++++ Exercise materials ++++

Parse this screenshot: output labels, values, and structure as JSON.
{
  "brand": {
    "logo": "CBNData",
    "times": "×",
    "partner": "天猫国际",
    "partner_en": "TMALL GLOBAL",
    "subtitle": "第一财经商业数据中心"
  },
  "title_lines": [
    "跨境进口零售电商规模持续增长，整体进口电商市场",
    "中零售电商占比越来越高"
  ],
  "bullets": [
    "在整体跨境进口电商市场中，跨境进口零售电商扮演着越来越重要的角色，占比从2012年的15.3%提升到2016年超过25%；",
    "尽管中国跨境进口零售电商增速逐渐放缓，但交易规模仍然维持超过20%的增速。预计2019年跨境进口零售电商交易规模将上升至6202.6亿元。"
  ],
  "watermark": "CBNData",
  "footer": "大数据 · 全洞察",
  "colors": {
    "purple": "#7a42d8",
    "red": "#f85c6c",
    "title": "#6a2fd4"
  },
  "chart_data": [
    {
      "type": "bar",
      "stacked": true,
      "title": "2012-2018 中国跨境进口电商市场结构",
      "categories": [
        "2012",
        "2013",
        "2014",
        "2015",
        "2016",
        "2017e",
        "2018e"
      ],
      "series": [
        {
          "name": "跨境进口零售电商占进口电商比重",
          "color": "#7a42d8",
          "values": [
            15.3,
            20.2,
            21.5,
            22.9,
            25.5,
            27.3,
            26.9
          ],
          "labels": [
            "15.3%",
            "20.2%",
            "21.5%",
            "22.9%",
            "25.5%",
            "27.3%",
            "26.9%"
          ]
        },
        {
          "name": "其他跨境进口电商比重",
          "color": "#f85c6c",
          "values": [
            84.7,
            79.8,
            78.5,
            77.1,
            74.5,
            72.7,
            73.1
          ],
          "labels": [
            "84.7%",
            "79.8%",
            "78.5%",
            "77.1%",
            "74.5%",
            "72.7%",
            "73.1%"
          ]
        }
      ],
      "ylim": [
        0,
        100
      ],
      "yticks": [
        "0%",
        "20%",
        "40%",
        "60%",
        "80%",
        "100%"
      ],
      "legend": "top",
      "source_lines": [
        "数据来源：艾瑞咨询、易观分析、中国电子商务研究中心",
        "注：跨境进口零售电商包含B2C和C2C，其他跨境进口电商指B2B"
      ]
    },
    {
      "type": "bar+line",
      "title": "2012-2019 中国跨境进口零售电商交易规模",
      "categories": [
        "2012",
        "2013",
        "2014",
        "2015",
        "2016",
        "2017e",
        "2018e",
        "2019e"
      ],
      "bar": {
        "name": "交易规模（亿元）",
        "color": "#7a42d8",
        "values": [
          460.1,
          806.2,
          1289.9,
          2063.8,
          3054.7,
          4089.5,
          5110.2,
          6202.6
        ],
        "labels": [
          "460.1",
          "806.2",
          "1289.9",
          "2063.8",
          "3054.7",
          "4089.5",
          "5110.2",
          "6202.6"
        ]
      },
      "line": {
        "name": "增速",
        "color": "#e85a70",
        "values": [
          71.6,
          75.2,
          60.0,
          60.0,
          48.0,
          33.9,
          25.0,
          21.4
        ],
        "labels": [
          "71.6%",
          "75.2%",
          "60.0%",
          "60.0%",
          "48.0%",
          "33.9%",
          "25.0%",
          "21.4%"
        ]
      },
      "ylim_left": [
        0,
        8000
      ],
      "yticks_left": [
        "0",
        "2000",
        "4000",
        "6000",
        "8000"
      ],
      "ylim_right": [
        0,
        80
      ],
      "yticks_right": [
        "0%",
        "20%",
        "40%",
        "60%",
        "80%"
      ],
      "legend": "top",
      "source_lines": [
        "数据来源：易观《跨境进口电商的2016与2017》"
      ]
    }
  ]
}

++++

Problem requirements
Go through the listing above and restate it word for word.

Solution for this task
Parse this screenshot: output labels, values, and structure as JSON.
{
  "brand": {
    "logo": "CBNData",
    "times": "×",
    "partner": "天猫国际",
    "partner_en": "TMALL GLOBAL",
    "subtitle": "第一财经商业数据中心"
  },
  "title_lines": [
    "跨境进口零售电商规模持续增长，整体进口电商市场",
    "中零售电商占比越来越高"
  ],
  "bullets": [
    "在整体跨境进口电商市场中，跨境进口零售电商扮演着越来越重要的角色，占比从2012年的15.3%提升到2016年超过25%；",
    "尽管中国跨境进口零售电商增速逐渐放缓，但交易规模仍然维持超过20%的增速。预计2019年跨境进口零售电商交易规模将上升至6202.6亿元。"
  ],
  "watermark": "CBNData",
  "footer": "大数据 · 全洞察",
  "colors": {
    "purple": "#7a42d8",
    "red": "#f85c6c",
    "title": "#6a2fd4"
  },
  "chart_data": [
    {
      "type": "bar",
      "stacked": true,
      "title": "2012-2018 中国跨境进口电商市场结构",
      "categories": [
        "2012",
        "2013",
        "2014",
        "2015",
        "2016",
        "2017e",
        "2018e"
      ],
      "series": [
        {
          "name": "跨境进口零售电商占进口电商比重",
          "color": "#7a42d8",
          "values": [
            15.3,
            20.2,
            21.5,
            22.9,
            25.5,
            27.3,
            26.9
          ],
          "labels": [
            "15.3%",
            "20.2%",
            "21.5%",
            "22.9%",
            "25.5%",
            "27.3%",
            "26.9%"
          ]
        },
        {
          "name": "其他跨境进口电商比重",
          "color": "#f85c6c",
          "values": [
            84.7,
            79.8,
            78.5,
            77.1,
            74.5,
            72.7,
            73.1
          ],
          "labels": [
            "84.7%",
            "79.8%",
            "78.5%",
            "77.1%",
            "74.5%",
            "72.7%",
            "73.1%"
          ]
        }
      ],
      "ylim": [
        0,
        100
      ],
      "yticks": [
        "0%",
        "20%",
        "40%",
        "60%",
        "80%",
        "100%"
      ],
      "legend": "top",
      "source_lines": [
        "数据来源：艾瑞咨询、易观分析、中国电子商务研究中心",
        "注：跨境进口零售电商包含B2C和C2C，其他跨境进口电商指B2B"
      ]
    },
    {
      "type": "bar+line",
      "title": "2012-2019 中国跨境进口零售电商交易规模",
      "categories": [
        "2012",
        "2013",
        "2014",
        "2015",
        "2016",
        "2017e",
        "2018e",
        "2019e"
      ],
      "bar": {
        "name": "交易规模（亿元）",
        "color": "#7a42d8",
        "values": [
          460.1,
          806.2,
          1289.9,
          2063.8,
          3054.7,
          4089.5,
          5110.2,
          6202.6
        ],
        "labels": [
          "460.1",
          "806.2",
          "1289.9",
          "2063.8",
          "3054.7",
          "4089.5",
          "5110.2",
          "6202.6"
        ]
      },
      "line": {
        "name": "增速",
        "color": "#e85a70",
        "values": [
          71.6,
          75.2,
          60.0,
          60.0,
          48.0,
          33.9,
          25.0,
          21.4
        ],
        "labels": [
          "71.6%",
          "75.2%",
          "60.0%",
          "60.0%",
          "48.0%",
          "33.9%",
          "25.0%",
          "21.4%"
        ]
      },
      "ylim_left": [
        0,
        8000
      ],
      "yticks_left": [
        "0",
        "2000",
        "4000",
        "6000",
        "8000"
      ],
      "ylim_right": [
        0,
        80
      ],
      "yticks_right": [
        "0%",
        "20%",
        "40%",
        "60%",
        "80%"
      ],
      "legend": "top",
      "source_lines": [
        "数据来源：易观《跨境进口电商的2016与2017》"
      ]
    }
  ]
}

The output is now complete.